Identify each line below containing the string "AASRSS" and copy it.

>>>

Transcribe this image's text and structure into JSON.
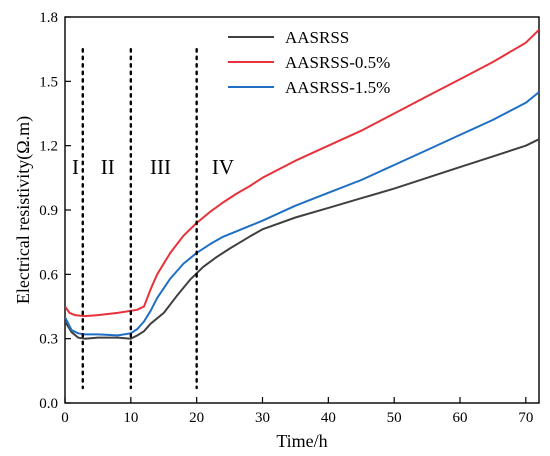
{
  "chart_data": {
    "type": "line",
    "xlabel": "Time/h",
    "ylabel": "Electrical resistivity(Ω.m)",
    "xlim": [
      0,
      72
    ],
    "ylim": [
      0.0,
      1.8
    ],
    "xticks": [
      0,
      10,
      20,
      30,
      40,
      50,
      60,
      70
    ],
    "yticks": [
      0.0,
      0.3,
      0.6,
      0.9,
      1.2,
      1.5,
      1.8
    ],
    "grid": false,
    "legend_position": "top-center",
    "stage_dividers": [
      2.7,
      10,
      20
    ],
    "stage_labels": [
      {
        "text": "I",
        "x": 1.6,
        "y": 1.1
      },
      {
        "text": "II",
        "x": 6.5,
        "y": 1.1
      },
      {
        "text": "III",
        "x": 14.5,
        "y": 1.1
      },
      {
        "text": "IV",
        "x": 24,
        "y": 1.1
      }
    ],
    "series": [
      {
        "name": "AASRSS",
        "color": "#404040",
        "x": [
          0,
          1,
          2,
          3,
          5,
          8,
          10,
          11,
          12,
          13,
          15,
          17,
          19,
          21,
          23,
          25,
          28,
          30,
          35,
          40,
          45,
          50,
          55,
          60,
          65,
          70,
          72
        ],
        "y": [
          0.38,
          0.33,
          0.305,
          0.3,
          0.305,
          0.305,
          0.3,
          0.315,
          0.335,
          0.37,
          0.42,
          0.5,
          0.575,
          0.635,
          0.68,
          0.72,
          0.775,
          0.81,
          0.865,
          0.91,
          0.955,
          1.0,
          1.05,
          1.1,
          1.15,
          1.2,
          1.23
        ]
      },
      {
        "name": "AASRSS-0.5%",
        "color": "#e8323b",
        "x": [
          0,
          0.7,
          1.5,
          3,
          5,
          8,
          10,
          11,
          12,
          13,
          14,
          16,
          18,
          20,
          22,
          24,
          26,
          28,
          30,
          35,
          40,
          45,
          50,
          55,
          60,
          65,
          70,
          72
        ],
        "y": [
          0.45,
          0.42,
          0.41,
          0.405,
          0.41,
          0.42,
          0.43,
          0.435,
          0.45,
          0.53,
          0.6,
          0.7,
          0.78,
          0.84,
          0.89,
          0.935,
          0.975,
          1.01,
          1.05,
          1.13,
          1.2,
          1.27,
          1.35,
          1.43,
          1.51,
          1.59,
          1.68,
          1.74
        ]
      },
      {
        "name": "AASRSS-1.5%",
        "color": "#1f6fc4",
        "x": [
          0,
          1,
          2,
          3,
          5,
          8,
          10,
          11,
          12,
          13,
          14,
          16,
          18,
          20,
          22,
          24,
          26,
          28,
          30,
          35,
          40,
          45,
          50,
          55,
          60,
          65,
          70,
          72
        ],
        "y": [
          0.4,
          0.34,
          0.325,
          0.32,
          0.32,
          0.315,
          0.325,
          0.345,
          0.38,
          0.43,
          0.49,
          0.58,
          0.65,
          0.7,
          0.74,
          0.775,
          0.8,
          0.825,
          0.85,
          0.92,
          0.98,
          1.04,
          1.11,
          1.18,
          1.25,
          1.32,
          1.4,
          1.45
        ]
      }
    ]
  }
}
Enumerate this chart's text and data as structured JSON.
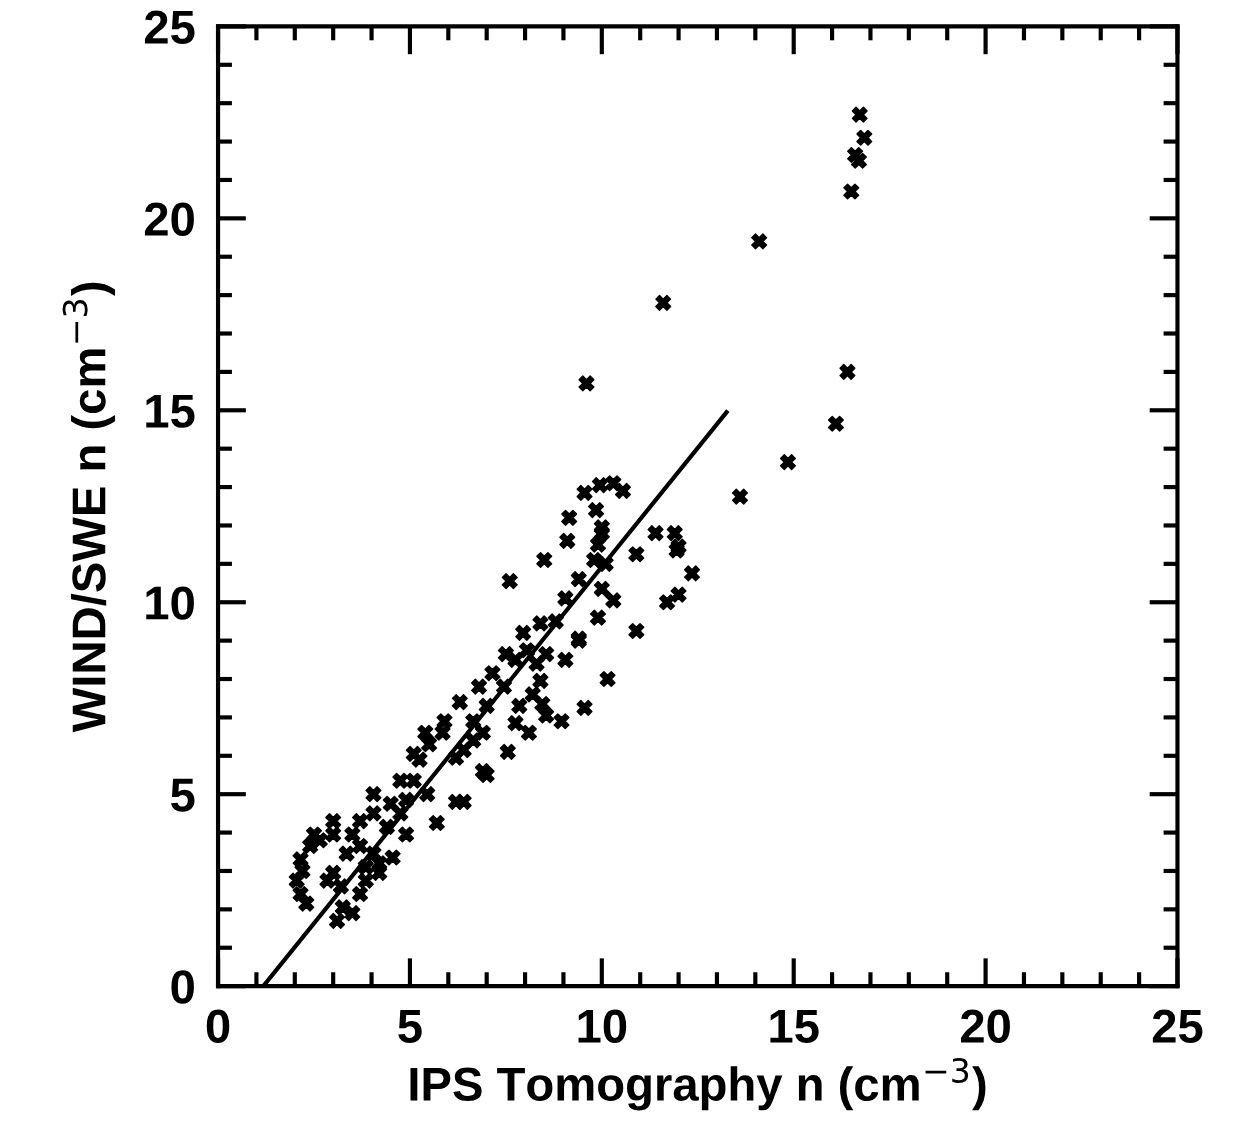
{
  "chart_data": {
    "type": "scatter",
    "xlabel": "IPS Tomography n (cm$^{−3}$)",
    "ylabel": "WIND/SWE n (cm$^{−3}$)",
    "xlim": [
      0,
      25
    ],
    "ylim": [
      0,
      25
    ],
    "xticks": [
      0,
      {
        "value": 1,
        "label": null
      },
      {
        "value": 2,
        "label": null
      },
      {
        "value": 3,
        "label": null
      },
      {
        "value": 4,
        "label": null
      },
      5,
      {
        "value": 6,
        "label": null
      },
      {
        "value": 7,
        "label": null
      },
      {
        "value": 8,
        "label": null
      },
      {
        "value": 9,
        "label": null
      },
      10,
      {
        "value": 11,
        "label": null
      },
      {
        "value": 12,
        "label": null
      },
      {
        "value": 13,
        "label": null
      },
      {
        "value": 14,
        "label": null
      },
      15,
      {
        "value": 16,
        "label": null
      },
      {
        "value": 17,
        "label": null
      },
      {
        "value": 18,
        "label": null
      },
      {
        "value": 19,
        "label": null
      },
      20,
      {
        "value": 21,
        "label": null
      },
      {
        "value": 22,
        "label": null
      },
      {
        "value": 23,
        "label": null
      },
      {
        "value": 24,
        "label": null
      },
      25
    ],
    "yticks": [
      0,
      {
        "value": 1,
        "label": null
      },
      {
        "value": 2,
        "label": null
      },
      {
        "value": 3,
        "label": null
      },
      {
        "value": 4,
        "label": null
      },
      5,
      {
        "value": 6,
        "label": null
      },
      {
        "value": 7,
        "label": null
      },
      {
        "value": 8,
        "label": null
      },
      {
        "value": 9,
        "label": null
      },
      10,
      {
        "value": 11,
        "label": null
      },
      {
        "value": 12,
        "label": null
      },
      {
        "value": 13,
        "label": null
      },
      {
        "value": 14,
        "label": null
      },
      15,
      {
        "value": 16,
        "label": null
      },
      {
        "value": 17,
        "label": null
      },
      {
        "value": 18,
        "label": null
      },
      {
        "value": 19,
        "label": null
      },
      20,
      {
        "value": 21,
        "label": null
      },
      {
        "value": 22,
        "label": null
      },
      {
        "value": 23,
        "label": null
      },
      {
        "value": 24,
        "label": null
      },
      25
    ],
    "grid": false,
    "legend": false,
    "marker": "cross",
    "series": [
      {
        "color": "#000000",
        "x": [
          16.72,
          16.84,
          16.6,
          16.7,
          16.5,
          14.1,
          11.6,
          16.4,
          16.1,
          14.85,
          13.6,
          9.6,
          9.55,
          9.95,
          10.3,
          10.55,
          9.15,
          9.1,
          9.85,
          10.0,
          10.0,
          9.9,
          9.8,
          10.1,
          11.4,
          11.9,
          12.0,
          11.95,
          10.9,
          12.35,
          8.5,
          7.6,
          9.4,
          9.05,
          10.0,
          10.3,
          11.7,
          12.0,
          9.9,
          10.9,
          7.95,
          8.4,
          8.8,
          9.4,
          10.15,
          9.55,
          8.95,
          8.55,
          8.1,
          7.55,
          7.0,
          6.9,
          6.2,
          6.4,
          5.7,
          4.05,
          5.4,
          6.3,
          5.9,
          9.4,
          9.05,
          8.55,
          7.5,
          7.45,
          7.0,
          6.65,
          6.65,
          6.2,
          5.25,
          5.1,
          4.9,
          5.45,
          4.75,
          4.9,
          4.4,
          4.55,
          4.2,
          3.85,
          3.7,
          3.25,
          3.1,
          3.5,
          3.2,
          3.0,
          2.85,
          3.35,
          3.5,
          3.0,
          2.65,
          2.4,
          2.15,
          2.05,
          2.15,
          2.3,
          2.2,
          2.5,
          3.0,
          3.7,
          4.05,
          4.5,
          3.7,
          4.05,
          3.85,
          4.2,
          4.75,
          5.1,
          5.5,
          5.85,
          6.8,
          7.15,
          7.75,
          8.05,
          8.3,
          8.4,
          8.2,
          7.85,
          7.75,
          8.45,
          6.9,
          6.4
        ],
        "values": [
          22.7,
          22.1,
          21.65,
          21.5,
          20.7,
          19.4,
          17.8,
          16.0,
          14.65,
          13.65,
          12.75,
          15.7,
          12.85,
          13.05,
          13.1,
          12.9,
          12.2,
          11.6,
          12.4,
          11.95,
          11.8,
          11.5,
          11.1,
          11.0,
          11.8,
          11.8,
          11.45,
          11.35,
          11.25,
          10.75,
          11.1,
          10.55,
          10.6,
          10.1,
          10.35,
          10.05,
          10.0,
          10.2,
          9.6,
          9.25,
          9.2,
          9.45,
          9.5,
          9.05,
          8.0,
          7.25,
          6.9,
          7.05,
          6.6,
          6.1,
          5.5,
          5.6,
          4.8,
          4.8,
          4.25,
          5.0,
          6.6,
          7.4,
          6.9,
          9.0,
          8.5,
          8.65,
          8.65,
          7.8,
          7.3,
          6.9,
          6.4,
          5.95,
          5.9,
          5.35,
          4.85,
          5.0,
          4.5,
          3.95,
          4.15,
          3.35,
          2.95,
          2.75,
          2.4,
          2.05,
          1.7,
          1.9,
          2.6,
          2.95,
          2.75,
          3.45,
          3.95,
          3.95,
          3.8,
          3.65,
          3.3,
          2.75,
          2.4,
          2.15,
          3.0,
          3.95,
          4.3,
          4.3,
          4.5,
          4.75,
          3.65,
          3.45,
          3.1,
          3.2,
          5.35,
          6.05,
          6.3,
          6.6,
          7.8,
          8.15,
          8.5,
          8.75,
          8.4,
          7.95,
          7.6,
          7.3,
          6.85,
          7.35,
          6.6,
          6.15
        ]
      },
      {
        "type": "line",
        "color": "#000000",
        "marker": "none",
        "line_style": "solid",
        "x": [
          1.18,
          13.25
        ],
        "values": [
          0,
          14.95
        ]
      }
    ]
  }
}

<<<
>>>

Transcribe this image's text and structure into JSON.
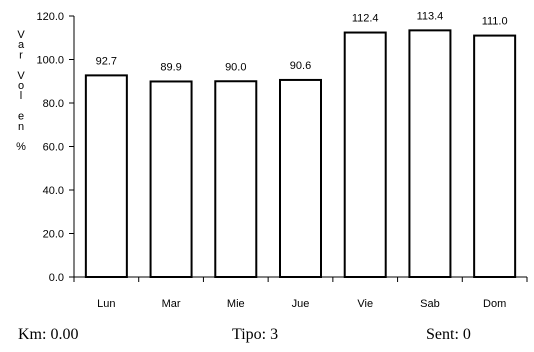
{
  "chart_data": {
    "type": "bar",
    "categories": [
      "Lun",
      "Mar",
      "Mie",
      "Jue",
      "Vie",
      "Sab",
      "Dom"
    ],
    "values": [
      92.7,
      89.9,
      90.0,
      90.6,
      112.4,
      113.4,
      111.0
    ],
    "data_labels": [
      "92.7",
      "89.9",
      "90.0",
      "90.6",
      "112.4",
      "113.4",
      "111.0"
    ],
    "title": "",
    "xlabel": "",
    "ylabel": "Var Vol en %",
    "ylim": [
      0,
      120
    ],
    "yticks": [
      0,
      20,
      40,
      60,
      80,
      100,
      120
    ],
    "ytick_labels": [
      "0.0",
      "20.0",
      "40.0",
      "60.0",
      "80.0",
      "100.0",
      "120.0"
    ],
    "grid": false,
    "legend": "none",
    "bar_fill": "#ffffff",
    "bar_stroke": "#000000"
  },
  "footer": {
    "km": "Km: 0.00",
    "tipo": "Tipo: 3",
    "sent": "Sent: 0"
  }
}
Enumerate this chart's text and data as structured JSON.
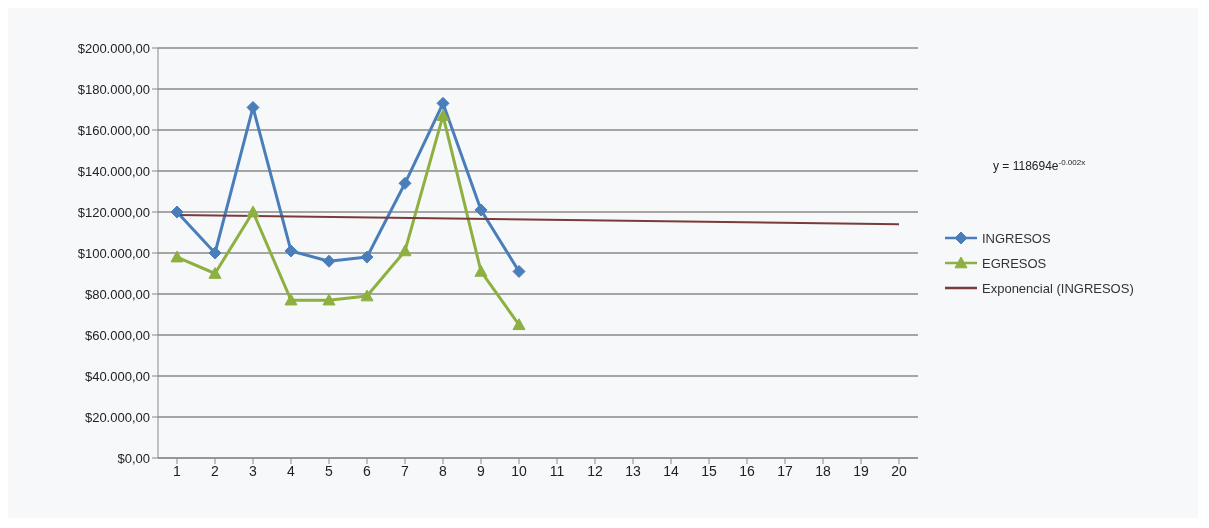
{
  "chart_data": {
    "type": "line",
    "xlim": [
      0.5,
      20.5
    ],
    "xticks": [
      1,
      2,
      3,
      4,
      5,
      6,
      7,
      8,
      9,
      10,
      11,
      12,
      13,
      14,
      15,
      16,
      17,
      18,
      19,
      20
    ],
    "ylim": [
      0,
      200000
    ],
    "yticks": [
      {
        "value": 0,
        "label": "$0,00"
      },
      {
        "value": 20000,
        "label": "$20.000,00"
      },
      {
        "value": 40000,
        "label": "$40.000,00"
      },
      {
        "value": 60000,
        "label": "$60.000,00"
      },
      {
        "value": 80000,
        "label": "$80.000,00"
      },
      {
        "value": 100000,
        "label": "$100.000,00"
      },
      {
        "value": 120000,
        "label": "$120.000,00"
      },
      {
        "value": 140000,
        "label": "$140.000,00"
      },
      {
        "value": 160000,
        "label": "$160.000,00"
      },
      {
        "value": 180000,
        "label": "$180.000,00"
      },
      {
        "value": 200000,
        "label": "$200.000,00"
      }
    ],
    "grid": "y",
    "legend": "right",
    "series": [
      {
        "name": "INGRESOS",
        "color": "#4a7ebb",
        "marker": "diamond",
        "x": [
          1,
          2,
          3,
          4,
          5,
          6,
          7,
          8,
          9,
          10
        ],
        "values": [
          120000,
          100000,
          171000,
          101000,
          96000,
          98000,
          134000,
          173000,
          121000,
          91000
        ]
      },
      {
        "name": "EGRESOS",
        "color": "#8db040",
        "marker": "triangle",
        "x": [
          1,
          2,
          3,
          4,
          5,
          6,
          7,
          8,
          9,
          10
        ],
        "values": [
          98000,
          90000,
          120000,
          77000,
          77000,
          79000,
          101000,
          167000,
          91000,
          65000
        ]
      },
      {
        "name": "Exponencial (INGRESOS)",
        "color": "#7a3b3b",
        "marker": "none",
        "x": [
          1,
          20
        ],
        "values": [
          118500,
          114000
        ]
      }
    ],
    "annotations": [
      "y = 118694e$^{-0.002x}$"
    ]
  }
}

<<<

Reply to the task:
        "name": "AASRSS",
        "name": "AASRSS-0.5%",
        "name": "AASRSS-1.5%",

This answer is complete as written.